* **DIRECTIONS FOR THIS TASK**: Extract all of the entries and give them again, word for word.

[Chart and figure data]

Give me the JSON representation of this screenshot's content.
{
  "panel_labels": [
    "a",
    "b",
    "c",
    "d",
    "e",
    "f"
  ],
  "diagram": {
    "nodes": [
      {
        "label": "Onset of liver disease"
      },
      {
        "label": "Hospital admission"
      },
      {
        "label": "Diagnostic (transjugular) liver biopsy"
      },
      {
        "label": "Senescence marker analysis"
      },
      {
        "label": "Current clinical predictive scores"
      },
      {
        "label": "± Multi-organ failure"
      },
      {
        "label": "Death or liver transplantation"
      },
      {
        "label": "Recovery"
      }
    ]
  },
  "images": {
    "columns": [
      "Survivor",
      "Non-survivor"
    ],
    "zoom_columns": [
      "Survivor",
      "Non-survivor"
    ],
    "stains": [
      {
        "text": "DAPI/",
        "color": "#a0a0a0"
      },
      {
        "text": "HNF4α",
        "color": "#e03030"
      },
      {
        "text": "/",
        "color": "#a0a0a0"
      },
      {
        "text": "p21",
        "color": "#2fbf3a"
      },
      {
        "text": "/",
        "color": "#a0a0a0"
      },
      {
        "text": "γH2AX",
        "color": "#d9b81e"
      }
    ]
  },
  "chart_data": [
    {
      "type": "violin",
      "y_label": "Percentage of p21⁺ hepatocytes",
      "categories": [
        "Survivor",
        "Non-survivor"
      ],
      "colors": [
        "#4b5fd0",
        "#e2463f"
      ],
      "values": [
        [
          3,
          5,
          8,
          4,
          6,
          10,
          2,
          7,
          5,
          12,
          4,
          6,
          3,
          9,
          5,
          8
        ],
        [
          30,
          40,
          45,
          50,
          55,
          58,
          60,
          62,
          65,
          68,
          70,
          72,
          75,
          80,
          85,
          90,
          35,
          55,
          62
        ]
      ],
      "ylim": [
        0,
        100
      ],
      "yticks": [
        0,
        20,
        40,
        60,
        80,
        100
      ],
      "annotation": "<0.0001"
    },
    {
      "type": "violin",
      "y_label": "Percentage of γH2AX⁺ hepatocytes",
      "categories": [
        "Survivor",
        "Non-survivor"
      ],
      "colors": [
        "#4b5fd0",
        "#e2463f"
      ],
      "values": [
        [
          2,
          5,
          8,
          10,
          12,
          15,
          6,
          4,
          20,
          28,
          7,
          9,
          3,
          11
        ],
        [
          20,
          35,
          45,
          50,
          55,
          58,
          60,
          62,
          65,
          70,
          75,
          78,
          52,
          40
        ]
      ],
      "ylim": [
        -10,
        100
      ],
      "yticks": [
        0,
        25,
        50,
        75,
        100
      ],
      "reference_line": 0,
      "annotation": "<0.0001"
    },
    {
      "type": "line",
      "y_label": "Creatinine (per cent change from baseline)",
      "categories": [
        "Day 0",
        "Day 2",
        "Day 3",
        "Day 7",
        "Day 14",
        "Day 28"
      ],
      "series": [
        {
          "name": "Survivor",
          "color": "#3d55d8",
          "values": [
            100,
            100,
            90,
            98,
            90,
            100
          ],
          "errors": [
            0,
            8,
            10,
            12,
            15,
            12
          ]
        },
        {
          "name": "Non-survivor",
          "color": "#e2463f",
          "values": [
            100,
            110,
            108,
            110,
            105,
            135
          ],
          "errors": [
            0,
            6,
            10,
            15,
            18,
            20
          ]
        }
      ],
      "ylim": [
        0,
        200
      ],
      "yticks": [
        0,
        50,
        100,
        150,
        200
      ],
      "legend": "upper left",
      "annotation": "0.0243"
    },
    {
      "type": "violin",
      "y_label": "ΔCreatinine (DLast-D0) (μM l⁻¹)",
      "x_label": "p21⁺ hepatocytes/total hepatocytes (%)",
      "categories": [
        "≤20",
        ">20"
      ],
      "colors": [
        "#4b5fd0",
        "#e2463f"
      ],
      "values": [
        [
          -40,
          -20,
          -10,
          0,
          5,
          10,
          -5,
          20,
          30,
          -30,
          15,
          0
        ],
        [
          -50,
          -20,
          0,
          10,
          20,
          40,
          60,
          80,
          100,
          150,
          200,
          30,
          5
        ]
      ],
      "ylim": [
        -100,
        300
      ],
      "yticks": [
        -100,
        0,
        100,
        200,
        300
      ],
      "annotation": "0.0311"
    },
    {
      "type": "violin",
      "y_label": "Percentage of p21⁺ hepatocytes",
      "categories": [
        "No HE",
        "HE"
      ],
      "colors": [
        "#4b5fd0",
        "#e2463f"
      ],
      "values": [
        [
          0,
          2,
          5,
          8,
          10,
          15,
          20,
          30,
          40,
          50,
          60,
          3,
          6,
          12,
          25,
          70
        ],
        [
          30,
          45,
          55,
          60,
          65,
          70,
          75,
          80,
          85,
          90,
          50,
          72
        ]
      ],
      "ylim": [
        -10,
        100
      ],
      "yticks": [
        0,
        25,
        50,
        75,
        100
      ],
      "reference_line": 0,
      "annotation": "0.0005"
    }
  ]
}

* **EXPECTED ANSWER**:
Give me the JSON representation of this screenshot's content.
{
  "panel_labels": [
    "a",
    "b",
    "c",
    "d",
    "e",
    "f"
  ],
  "diagram": {
    "nodes": [
      {
        "label": "Onset of liver disease"
      },
      {
        "label": "Hospital admission"
      },
      {
        "label": "Diagnostic (transjugular) liver biopsy"
      },
      {
        "label": "Senescence marker analysis"
      },
      {
        "label": "Current clinical predictive scores"
      },
      {
        "label": "± Multi-organ failure"
      },
      {
        "label": "Death or liver transplantation"
      },
      {
        "label": "Recovery"
      }
    ]
  },
  "images": {
    "columns": [
      "Survivor",
      "Non-survivor"
    ],
    "zoom_columns": [
      "Survivor",
      "Non-survivor"
    ],
    "stains": [
      {
        "text": "DAPI/",
        "color": "#a0a0a0"
      },
      {
        "text": "HNF4α",
        "color": "#e03030"
      },
      {
        "text": "/",
        "color": "#a0a0a0"
      },
      {
        "text": "p21",
        "color": "#2fbf3a"
      },
      {
        "text": "/",
        "color": "#a0a0a0"
      },
      {
        "text": "γH2AX",
        "color": "#d9b81e"
      }
    ]
  },
  "chart_data": [
    {
      "type": "violin",
      "y_label": "Percentage of p21⁺ hepatocytes",
      "categories": [
        "Survivor",
        "Non-survivor"
      ],
      "colors": [
        "#4b5fd0",
        "#e2463f"
      ],
      "values": [
        [
          3,
          5,
          8,
          4,
          6,
          10,
          2,
          7,
          5,
          12,
          4,
          6,
          3,
          9,
          5,
          8
        ],
        [
          30,
          40,
          45,
          50,
          55,
          58,
          60,
          62,
          65,
          68,
          70,
          72,
          75,
          80,
          85,
          90,
          35,
          55,
          62
        ]
      ],
      "ylim": [
        0,
        100
      ],
      "yticks": [
        0,
        20,
        40,
        60,
        80,
        100
      ],
      "annotation": "<0.0001"
    },
    {
      "type": "violin",
      "y_label": "Percentage of γH2AX⁺ hepatocytes",
      "categories": [
        "Survivor",
        "Non-survivor"
      ],
      "colors": [
        "#4b5fd0",
        "#e2463f"
      ],
      "values": [
        [
          2,
          5,
          8,
          10,
          12,
          15,
          6,
          4,
          20,
          28,
          7,
          9,
          3,
          11
        ],
        [
          20,
          35,
          45,
          50,
          55,
          58,
          60,
          62,
          65,
          70,
          75,
          78,
          52,
          40
        ]
      ],
      "ylim": [
        -10,
        100
      ],
      "yticks": [
        0,
        25,
        50,
        75,
        100
      ],
      "reference_line": 0,
      "annotation": "<0.0001"
    },
    {
      "type": "line",
      "y_label": "Creatinine (per cent change from baseline)",
      "categories": [
        "Day 0",
        "Day 2",
        "Day 3",
        "Day 7",
        "Day 14",
        "Day 28"
      ],
      "series": [
        {
          "name": "Survivor",
          "color": "#3d55d8",
          "values": [
            100,
            100,
            90,
            98,
            90,
            100
          ],
          "errors": [
            0,
            8,
            10,
            12,
            15,
            12
          ]
        },
        {
          "name": "Non-survivor",
          "color": "#e2463f",
          "values": [
            100,
            110,
            108,
            110,
            105,
            135
          ],
          "errors": [
            0,
            6,
            10,
            15,
            18,
            20
          ]
        }
      ],
      "ylim": [
        0,
        200
      ],
      "yticks": [
        0,
        50,
        100,
        150,
        200
      ],
      "legend": "upper left",
      "annotation": "0.0243"
    },
    {
      "type": "violin",
      "y_label": "ΔCreatinine (DLast-D0) (μM l⁻¹)",
      "x_label": "p21⁺ hepatocytes/total hepatocytes (%)",
      "categories": [
        "≤20",
        ">20"
      ],
      "colors": [
        "#4b5fd0",
        "#e2463f"
      ],
      "values": [
        [
          -40,
          -20,
          -10,
          0,
          5,
          10,
          -5,
          20,
          30,
          -30,
          15,
          0
        ],
        [
          -50,
          -20,
          0,
          10,
          20,
          40,
          60,
          80,
          100,
          150,
          200,
          30,
          5
        ]
      ],
      "ylim": [
        -100,
        300
      ],
      "yticks": [
        -100,
        0,
        100,
        200,
        300
      ],
      "annotation": "0.0311"
    },
    {
      "type": "violin",
      "y_label": "Percentage of p21⁺ hepatocytes",
      "categories": [
        "No HE",
        "HE"
      ],
      "colors": [
        "#4b5fd0",
        "#e2463f"
      ],
      "values": [
        [
          0,
          2,
          5,
          8,
          10,
          15,
          20,
          30,
          40,
          50,
          60,
          3,
          6,
          12,
          25,
          70
        ],
        [
          30,
          45,
          55,
          60,
          65,
          70,
          75,
          80,
          85,
          90,
          50,
          72
        ]
      ],
      "ylim": [
        -10,
        100
      ],
      "yticks": [
        0,
        25,
        50,
        75,
        100
      ],
      "reference_line": 0,
      "annotation": "0.0005"
    }
  ]
}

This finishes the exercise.